What needs to be done:
Every line with the word "name" in it should be extracted from the data that follows.

[Dataset excerpt]
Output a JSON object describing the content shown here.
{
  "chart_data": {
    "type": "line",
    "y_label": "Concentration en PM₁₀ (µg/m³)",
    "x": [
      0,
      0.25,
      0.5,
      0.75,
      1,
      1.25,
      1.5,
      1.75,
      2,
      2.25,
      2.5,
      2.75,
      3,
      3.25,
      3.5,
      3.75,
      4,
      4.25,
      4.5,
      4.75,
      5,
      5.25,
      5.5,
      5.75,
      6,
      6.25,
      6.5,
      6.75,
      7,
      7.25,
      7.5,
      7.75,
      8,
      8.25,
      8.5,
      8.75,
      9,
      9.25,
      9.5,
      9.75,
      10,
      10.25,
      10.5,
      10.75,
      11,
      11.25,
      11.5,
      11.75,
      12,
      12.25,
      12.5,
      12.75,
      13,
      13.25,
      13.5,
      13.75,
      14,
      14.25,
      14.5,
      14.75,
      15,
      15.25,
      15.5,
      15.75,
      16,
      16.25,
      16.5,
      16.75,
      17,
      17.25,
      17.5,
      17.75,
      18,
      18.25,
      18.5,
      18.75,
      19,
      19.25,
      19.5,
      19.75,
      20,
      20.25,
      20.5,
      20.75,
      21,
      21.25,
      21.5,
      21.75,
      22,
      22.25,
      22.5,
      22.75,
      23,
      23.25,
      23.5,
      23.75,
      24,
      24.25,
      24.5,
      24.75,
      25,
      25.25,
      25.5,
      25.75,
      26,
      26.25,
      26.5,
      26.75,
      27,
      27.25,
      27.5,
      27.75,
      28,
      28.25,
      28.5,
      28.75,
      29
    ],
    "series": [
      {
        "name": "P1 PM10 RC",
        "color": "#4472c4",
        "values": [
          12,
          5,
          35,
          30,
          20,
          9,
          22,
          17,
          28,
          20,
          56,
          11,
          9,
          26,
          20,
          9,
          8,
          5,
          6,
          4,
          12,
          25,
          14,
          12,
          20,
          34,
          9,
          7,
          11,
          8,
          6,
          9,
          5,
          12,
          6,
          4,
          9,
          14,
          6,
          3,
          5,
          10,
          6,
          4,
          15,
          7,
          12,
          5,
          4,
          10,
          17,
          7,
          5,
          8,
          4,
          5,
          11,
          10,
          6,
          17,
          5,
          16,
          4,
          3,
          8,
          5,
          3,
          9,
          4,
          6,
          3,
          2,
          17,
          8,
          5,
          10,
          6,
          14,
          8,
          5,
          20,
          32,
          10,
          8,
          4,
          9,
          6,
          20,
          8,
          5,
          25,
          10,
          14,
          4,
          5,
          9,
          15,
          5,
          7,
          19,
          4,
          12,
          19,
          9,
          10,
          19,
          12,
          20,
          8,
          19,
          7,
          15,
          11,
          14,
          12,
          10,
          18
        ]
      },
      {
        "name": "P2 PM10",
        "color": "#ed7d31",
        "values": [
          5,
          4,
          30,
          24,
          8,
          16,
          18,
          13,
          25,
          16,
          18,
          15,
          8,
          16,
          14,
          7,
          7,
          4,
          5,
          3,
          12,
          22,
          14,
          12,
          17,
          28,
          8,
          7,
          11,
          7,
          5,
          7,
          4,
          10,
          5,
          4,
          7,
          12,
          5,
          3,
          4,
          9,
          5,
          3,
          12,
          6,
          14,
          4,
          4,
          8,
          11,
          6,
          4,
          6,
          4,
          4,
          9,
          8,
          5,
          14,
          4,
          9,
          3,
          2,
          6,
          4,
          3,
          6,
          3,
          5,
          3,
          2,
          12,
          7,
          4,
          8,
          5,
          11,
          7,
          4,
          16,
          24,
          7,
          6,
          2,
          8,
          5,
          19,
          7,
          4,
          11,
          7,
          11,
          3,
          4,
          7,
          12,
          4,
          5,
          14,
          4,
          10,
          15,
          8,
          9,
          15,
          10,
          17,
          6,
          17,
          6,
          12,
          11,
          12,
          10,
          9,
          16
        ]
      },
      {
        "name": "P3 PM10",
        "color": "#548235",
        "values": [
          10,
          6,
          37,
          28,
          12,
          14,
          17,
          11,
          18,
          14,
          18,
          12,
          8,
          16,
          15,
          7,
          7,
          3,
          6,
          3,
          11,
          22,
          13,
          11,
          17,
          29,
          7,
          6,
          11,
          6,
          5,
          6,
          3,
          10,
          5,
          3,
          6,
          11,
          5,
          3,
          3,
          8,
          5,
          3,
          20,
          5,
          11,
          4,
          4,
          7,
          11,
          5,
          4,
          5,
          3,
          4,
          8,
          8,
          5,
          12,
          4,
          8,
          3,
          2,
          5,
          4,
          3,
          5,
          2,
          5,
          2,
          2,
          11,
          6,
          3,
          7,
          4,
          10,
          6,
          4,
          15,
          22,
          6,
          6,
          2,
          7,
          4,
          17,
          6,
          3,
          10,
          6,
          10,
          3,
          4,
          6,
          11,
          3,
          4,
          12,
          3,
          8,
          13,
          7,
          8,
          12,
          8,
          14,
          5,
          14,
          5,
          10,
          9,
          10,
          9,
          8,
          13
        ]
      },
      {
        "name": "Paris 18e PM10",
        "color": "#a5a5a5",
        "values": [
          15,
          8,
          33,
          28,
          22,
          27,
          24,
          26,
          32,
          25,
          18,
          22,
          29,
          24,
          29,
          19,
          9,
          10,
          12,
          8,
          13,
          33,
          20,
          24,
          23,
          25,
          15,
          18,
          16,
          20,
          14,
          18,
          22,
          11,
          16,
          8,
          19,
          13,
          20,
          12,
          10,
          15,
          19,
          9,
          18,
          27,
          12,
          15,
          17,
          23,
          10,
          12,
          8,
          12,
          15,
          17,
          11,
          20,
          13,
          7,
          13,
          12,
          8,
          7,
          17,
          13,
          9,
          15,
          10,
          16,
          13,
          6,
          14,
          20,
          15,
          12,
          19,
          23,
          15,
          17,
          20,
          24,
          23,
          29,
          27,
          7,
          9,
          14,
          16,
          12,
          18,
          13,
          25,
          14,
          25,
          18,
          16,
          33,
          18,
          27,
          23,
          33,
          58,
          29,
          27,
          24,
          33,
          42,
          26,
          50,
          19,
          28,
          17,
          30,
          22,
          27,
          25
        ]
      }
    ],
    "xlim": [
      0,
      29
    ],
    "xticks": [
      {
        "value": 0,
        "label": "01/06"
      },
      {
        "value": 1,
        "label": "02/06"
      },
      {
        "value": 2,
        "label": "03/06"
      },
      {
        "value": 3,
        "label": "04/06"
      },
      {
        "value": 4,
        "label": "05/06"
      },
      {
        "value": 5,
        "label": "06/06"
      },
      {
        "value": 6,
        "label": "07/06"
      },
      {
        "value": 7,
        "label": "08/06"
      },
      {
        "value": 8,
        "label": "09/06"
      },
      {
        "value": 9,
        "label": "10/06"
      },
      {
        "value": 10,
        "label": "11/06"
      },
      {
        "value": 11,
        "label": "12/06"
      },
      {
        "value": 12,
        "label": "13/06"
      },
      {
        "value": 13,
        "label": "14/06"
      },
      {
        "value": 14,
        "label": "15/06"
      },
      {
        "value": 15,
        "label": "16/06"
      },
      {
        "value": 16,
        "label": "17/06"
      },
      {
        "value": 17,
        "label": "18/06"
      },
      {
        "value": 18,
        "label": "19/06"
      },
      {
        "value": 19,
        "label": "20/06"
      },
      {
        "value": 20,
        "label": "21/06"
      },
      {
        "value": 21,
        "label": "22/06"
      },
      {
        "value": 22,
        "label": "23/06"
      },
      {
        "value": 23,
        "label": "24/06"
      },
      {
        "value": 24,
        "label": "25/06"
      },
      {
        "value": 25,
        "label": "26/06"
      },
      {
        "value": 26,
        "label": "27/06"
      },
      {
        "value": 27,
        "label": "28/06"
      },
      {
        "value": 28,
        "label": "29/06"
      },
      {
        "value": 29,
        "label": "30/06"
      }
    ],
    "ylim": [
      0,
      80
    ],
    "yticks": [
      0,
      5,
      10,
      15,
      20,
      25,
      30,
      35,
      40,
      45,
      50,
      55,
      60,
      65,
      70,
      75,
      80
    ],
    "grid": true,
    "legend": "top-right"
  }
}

Final result:
        "name": "P1 PM10 RC",
        "name": "P2 PM10",
        "name": "P3 PM10",
        "name": "Paris 18e PM10",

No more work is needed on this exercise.